:: PASSAGE GIVEN ::
"""

Merge pull request #49 from p2irc/develop

Develop

deepplantphenomics/heatmap_object_counting_model.py

@@ -1,18 +1,22 @@
-from deepplantphenomics import definitions, loaders, SemanticSegmentationModel
+from deepplantphenomics import loaders, SemanticSegmentationModel
+import tensorflow.compat.v1 as tf
 import numpy as np
 import os
 import warnings
 import numbers
-from tqdm import tqdm
+import itertools
+from tqdm import tqdm, trange
 from scipy.ndimage import gaussian_filter
+from PIL import Image
 
 
 class HeatmapObjectCountingModel(SemanticSegmentationModel):
-    _problem_type = definitions.ProblemType.HEATMAP_COUNTING
+    _supported_loss_fns = ['l2', 'l1', 'smooth l1']
 
     def __init__(self, debug=False, load_from_saved=False, save_checkpoints=True, initialize=True, tensorboard_dir=None,
                  report_rate=100, save_dir=None):
         super().__init__(debug, load_from_saved, save_checkpoints, initialize, tensorboard_dir, report_rate, save_dir)
+        self._loss_fn = 'l2'
 
         # This is needed for reading in heatmap labels expressed as object locations, since we want to convert points
         # to gaussians when reading them in and constructing ground truth heatmaps
@@ -33,6 +37,50 @@ def set_density_map_sigma(self, sigma):
 
         self._density_sigma = sigma
 
+    def _graph_problem_loss(self, pred, lab):
+        heatmap_diffs = pred - lab
+        if self._loss_fn == 'l2':
+            return self.__l2_loss(heatmap_diffs)
+        elif self._loss_fn == 'l1':
+            return self.__l1_loss(heatmap_diffs)
+        elif self._loss_fn == 'smooth l1':
+            return self.__smooth_l1_loss(heatmap_diffs)
+
+        raise RuntimeError("Could not calculate problem loss for a loss function of " + self._loss_fn)
+
+    def __l2_loss(self, x):
+        """
+        Calculates the L2 loss of prediction difference Tensors for each item in a batch
+        :param x: A Tensor with prediction differences for each item in a batch
+        :return: A Tensor with the scalar L2 loss for each item
+        """
+        y = tf.map_fn(lambda ex: tf.reduce_sum(ex ** 2), x)
+        return y
+
+    def __l1_loss(self, x):
+        """
+        Calculates the L1 loss of prediction difference Tensors for each item in a batch
+        :param x: A Tensor with prediction differences for each item in a batch
+        :return: A Tensor with the scalar L1 loss for each item
+        """
+        y = tf.map_fn(lambda ex: tf.reduce_sum(tf.abs(ex)), x)
+        return y
+
+    def __smooth_l1_loss(self, x, huber_delta=1):
+        """
+        Calculates the smooth-L1 loss of prediction difference Tensors for each item in a batch. This amounts to
+        evaluating the Huber loss of each individual value and taking the sum.
+        :param x: A Tensor with prediction differences for each item in a batch
+        :param huber_delta: A parameter for calculating the Huber loss; roughly corresponds to the value where the Huber
+        loss transitions from quadratic growth to linear growth
+        :return: A Tensor with the scalar smooth-L1 loss for each item
+        """
+        x = tf.abs(x)
+        y = tf.map_fn(lambda ex: tf.reduce_sum(tf.where(ex < huber_delta,
+                                                        0.5 * ex ** 2,
+                                                        huber_delta * (ex - 0.5 * huber_delta))), x)

"""

:: PROBLEMS TO WORK ON ::
(A) Please name the loss functions that the heatmap counting model diff lists as supported.
(B) Carry on the heatmap counting model diff, picking up right after its final line.
The records that come next have no connection to the heatmap counting model diff.

:: INFORMATION GIVEN ::
"""

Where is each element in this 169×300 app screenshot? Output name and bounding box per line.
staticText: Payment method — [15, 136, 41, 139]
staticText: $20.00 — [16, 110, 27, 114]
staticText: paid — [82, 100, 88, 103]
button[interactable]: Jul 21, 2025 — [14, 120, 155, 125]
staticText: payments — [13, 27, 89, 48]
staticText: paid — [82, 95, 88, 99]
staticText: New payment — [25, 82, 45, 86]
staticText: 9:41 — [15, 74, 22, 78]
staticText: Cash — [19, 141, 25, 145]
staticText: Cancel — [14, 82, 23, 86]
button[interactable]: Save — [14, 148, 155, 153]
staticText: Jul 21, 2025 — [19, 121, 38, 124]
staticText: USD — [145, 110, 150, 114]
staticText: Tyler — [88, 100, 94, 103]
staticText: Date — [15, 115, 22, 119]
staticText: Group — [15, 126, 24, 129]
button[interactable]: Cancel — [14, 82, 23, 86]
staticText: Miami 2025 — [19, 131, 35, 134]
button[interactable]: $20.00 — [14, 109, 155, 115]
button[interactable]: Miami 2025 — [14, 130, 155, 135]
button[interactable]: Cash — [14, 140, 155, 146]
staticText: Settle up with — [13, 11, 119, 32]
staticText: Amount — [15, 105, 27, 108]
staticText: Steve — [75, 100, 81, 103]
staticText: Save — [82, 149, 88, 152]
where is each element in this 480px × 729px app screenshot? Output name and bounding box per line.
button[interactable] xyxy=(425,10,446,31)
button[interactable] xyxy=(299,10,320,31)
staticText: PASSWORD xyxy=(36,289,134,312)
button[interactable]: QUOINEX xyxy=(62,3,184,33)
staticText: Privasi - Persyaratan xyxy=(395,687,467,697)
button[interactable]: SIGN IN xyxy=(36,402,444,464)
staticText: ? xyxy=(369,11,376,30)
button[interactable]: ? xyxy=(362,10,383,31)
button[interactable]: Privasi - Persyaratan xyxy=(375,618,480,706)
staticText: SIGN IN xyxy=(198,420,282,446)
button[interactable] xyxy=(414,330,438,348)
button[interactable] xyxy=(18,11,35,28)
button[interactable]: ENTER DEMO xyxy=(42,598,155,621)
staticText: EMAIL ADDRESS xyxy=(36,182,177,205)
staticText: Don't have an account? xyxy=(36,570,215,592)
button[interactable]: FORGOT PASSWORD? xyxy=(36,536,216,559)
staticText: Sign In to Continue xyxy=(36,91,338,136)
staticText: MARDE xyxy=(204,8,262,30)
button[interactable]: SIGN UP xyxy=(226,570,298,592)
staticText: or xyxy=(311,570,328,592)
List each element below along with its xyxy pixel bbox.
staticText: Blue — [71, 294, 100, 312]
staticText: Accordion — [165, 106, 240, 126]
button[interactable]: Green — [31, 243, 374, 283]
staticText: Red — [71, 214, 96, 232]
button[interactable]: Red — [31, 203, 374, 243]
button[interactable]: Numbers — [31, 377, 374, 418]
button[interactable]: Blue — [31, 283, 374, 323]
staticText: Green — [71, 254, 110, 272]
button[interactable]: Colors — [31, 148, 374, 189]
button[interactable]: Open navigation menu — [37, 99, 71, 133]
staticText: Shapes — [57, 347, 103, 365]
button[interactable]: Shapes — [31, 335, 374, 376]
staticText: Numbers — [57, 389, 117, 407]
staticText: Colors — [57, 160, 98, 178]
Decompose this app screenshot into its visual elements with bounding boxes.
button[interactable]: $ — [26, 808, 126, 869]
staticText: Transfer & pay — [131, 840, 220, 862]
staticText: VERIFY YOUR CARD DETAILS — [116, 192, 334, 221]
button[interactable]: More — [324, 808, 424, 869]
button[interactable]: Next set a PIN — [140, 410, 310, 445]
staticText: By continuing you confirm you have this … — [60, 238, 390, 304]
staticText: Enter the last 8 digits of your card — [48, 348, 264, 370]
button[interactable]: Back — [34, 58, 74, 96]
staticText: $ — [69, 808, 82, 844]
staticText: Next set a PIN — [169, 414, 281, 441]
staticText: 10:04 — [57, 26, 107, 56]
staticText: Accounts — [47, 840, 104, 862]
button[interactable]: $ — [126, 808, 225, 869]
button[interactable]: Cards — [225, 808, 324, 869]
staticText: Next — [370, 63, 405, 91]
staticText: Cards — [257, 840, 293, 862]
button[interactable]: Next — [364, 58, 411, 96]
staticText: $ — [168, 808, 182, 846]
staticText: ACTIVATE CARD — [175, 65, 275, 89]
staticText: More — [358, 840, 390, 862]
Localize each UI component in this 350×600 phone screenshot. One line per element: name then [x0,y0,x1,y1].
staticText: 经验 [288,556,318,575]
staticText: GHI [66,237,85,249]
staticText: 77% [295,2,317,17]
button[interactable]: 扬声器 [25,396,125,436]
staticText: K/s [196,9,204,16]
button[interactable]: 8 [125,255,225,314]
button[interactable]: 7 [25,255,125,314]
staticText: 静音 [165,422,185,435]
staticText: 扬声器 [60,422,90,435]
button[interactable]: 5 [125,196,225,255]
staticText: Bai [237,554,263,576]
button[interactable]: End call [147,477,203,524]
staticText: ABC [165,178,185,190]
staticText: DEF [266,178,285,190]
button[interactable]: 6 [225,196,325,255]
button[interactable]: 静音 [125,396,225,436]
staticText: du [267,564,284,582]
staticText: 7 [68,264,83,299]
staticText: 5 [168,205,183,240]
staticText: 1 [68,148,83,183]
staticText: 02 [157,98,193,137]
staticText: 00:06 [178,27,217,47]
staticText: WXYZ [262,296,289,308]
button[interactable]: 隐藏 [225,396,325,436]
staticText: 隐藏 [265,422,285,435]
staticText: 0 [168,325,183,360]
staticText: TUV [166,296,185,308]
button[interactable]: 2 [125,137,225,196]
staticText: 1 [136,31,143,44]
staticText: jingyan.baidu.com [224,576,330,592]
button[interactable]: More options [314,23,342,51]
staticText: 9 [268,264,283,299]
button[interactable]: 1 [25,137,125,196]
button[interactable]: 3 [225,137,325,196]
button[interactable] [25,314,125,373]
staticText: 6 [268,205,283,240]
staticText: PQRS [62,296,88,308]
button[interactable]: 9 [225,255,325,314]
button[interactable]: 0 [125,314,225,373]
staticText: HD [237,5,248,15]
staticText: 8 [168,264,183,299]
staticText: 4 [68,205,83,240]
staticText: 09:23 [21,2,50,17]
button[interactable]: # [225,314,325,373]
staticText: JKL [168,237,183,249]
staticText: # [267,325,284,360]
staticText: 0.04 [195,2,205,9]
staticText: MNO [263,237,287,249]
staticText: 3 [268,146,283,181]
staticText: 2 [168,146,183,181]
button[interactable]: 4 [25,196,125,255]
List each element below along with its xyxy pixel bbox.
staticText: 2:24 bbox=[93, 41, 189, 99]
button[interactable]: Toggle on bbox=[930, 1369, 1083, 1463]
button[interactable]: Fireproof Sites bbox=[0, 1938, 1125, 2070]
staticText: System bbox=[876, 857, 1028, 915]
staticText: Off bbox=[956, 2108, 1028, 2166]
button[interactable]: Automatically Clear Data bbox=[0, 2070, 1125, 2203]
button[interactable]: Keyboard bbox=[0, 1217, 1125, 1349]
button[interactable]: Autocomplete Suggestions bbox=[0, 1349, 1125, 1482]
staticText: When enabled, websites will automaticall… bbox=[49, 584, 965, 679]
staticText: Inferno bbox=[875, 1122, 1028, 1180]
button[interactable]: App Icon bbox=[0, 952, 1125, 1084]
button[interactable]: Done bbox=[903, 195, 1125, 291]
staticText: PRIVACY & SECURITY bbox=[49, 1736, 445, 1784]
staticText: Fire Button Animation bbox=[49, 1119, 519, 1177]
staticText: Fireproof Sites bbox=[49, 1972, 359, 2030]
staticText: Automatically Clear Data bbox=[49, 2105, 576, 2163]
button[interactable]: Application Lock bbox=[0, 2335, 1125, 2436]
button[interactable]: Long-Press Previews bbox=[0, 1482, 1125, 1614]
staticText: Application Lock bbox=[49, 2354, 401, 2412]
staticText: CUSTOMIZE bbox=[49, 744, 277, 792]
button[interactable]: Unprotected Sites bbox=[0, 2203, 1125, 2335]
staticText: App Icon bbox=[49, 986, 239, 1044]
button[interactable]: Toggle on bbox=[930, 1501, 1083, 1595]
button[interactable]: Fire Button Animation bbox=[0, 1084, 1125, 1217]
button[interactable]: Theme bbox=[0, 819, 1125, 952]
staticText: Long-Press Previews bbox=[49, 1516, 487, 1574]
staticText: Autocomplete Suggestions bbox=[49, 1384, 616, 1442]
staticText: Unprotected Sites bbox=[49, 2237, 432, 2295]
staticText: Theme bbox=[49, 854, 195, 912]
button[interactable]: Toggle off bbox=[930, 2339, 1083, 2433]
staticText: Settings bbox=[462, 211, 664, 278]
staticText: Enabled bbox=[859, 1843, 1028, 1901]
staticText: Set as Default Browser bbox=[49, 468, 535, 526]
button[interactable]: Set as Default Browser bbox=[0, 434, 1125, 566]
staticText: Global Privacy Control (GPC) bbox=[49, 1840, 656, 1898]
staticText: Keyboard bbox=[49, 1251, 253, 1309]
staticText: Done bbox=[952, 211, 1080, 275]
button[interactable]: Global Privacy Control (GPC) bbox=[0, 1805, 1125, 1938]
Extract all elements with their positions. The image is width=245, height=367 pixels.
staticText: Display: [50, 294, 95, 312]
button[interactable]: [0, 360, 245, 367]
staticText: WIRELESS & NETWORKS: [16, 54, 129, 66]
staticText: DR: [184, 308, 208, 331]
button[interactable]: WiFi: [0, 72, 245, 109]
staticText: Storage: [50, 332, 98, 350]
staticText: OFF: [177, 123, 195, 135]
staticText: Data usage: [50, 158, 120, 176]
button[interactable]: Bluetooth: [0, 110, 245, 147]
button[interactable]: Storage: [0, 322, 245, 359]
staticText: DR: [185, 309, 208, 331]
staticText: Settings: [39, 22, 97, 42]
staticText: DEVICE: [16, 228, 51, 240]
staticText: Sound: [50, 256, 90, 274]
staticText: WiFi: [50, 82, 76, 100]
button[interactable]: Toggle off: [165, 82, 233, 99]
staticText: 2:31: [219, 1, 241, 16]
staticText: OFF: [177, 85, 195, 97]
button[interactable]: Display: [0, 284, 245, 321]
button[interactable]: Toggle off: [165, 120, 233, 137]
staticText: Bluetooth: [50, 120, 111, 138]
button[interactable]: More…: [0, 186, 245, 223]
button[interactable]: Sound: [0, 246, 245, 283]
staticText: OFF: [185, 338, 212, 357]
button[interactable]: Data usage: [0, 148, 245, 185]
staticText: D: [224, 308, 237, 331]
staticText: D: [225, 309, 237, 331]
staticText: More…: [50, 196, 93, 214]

"""

:: PER-TASK OUTPUTS ::
(A) The supported loss functions are 'l2', 'l1', and 'smooth l1'.

(B)
+        return y
+
     def compute_full_test_accuracy(self):
         self._log('Computing total test accuracy/regression loss...')
 
@@ -44,32 +92,22 @@ def compute_full_test_accuracy(self):
                 exit()
 
             # Initialize storage for the retrieved test variables
-            all_losses = np.empty(shape=1)
-            all_y = np.empty(shape=[1, self._image_height, self._image_width, 1])
-            all_predictions = np.empty(shape=[1, self._image_height, self._image_width, 1])
+            all_losses = []
+            all_y = []
+            all_predictions = []
 
             # Main test loop
             for _ in tqdm(range(num_batches)):
                 r_losses, r_y, r_predictions = self._session.run([self._graph_ops['test_losses'],
                                                                   self._graph_ops['y_test'],
                                                                   self._graph_ops['x_test_predicted']])
-                all_losses = np.concatenate((all_losses, r_losses), axis=0)
-                all_y = np.concatenate((all_y, r_y), axis=0)
-                all_predictions = np.concatenate((all_predictions, r_predictions), axis=0)
-
-            all_losses = np.delete(all_losses, 0)
-            all_y = np.delete(all_y, 0, axis=0)
-            all_predictions = np.delete(all_predictions, 0, axis=0)
-
-            # Delete the extra entries (e.g. batch_size is 4 and 1 sample left, it will loop and have 3 repeats that
-            # we want to get rid of)
-            extra = self._batch_size - (self._total_testing_samples % self._batch_size)
-            if extra != self._batch_size:
-                mask_extra = np.ones(self._batch_size * num_batches, dtype=bool)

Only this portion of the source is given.